• SOURCE DATA:
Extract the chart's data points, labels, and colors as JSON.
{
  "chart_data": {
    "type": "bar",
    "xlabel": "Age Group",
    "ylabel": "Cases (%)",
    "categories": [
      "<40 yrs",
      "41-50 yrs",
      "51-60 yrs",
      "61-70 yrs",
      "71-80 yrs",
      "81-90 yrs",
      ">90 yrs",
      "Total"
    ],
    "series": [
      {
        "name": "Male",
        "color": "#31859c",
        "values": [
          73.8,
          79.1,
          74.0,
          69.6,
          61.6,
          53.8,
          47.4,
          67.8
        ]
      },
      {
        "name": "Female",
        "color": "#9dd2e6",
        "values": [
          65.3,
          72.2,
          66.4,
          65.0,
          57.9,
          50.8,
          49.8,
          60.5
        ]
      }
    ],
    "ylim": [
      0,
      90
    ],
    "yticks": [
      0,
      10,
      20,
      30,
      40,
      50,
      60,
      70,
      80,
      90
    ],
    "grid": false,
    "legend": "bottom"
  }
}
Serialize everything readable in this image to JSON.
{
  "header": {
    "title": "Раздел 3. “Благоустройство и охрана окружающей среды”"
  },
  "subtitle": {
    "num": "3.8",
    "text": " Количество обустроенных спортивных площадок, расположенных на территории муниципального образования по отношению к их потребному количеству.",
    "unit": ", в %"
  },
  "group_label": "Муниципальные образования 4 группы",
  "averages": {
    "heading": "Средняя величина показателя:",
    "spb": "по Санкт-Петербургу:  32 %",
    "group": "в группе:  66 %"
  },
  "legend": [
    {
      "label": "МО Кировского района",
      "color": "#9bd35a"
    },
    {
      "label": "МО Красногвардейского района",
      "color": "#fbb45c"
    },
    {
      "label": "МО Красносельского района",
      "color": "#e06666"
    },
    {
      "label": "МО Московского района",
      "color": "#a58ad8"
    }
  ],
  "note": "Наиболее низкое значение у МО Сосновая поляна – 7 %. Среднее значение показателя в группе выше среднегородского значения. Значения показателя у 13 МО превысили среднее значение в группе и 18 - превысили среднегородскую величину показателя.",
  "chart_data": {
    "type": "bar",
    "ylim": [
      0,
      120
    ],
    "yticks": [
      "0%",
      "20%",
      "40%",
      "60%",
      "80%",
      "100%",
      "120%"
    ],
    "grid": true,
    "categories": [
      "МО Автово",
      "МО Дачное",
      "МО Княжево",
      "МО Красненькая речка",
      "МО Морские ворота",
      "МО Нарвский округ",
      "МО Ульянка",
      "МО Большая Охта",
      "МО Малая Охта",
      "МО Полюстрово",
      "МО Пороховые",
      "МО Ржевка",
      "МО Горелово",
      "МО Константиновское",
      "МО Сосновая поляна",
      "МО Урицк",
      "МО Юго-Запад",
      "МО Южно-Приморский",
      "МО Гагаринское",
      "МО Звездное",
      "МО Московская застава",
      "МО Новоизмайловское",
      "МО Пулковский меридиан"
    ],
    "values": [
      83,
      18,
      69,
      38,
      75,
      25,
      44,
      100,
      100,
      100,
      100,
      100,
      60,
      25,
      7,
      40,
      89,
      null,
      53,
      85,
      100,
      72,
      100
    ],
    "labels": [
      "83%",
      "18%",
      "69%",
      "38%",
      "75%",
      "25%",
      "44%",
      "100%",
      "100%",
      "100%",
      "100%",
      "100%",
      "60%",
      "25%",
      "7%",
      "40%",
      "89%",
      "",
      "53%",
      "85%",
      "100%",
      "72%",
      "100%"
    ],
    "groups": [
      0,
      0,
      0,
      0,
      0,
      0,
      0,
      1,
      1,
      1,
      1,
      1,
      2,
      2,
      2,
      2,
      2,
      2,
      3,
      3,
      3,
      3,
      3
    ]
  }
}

• INSTRUCTIONS FOR THE TASK: Return the entries above exactly as they appear.

• EXERCISE SOLUTION:
Extract the chart's data points, labels, and colors as JSON.
{
  "chart_data": {
    "type": "bar",
    "xlabel": "Age Group",
    "ylabel": "Cases (%)",
    "categories": [
      "<40 yrs",
      "41-50 yrs",
      "51-60 yrs",
      "61-70 yrs",
      "71-80 yrs",
      "81-90 yrs",
      ">90 yrs",
      "Total"
    ],
    "series": [
      {
        "name": "Male",
        "color": "#31859c",
        "values": [
          73.8,
          79.1,
          74.0,
          69.6,
          61.6,
          53.8,
          47.4,
          67.8
        ]
      },
      {
        "name": "Female",
        "color": "#9dd2e6",
        "values": [
          65.3,
          72.2,
          66.4,
          65.0,
          57.9,
          50.8,
          49.8,
          60.5
        ]
      }
    ],
    "ylim": [
      0,
      90
    ],
    "yticks": [
      0,
      10,
      20,
      30,
      40,
      50,
      60,
      70,
      80,
      90
    ],
    "grid": false,
    "legend": "bottom"
  }
}
Serialize everything readable in this image to JSON.
{
  "header": {
    "title": "Раздел 3. “Благоустройство и охрана окружающей среды”"
  },
  "subtitle": {
    "num": "3.8",
    "text": " Количество обустроенных спортивных площадок, расположенных на территории муниципального образования по отношению к их потребному количеству.",
    "unit": ", в %"
  },
  "group_label": "Муниципальные образования 4 группы",
  "averages": {
    "heading": "Средняя величина показателя:",
    "spb": "по Санкт-Петербургу:  32 %",
    "group": "в группе:  66 %"
  },
  "legend": [
    {
      "label": "МО Кировского района",
      "color": "#9bd35a"
    },
    {
      "label": "МО Красногвардейского района",
      "color": "#fbb45c"
    },
    {
      "label": "МО Красносельского района",
      "color": "#e06666"
    },
    {
      "label": "МО Московского района",
      "color": "#a58ad8"
    }
  ],
  "note": "Наиболее низкое значение у МО Сосновая поляна – 7 %. Среднее значение показателя в группе выше среднегородского значения. Значения показателя у 13 МО превысили среднее значение в группе и 18 - превысили среднегородскую величину показателя.",
  "chart_data": {
    "type": "bar",
    "ylim": [
      0,
      120
    ],
    "yticks": [
      "0%",
      "20%",
      "40%",
      "60%",
      "80%",
      "100%",
      "120%"
    ],
    "grid": true,
    "categories": [
      "МО Автово",
      "МО Дачное",
      "МО Княжево",
      "МО Красненькая речка",
      "МО Морские ворота",
      "МО Нарвский округ",
      "МО Ульянка",
      "МО Большая Охта",
      "МО Малая Охта",
      "МО Полюстрово",
      "МО Пороховые",
      "МО Ржевка",
      "МО Горелово",
      "МО Константиновское",
      "МО Сосновая поляна",
      "МО Урицк",
      "МО Юго-Запад",
      "МО Южно-Приморский",
      "МО Гагаринское",
      "МО Звездное",
      "МО Московская застава",
      "МО Новоизмайловское",
      "МО Пулковский меридиан"
    ],
    "values": [
      83,
      18,
      69,
      38,
      75,
      25,
      44,
      100,
      100,
      100,
      100,
      100,
      60,
      25,
      7,
      40,
      89,
      null,
      53,
      85,
      100,
      72,
      100
    ],
    "labels": [
      "83%",
      "18%",
      "69%",
      "38%",
      "75%",
      "25%",
      "44%",
      "100%",
      "100%",
      "100%",
      "100%",
      "100%",
      "60%",
      "25%",
      "7%",
      "40%",
      "89%",
      "",
      "53%",
      "85%",
      "100%",
      "72%",
      "100%"
    ],
    "groups": [
      0,
      0,
      0,
      0,
      0,
      0,
      0,
      1,
      1,
      1,
      1,
      1,
      2,
      2,
      2,
      2,
      2,
      2,
      3,
      3,
      3,
      3,
      3
    ]
  }
}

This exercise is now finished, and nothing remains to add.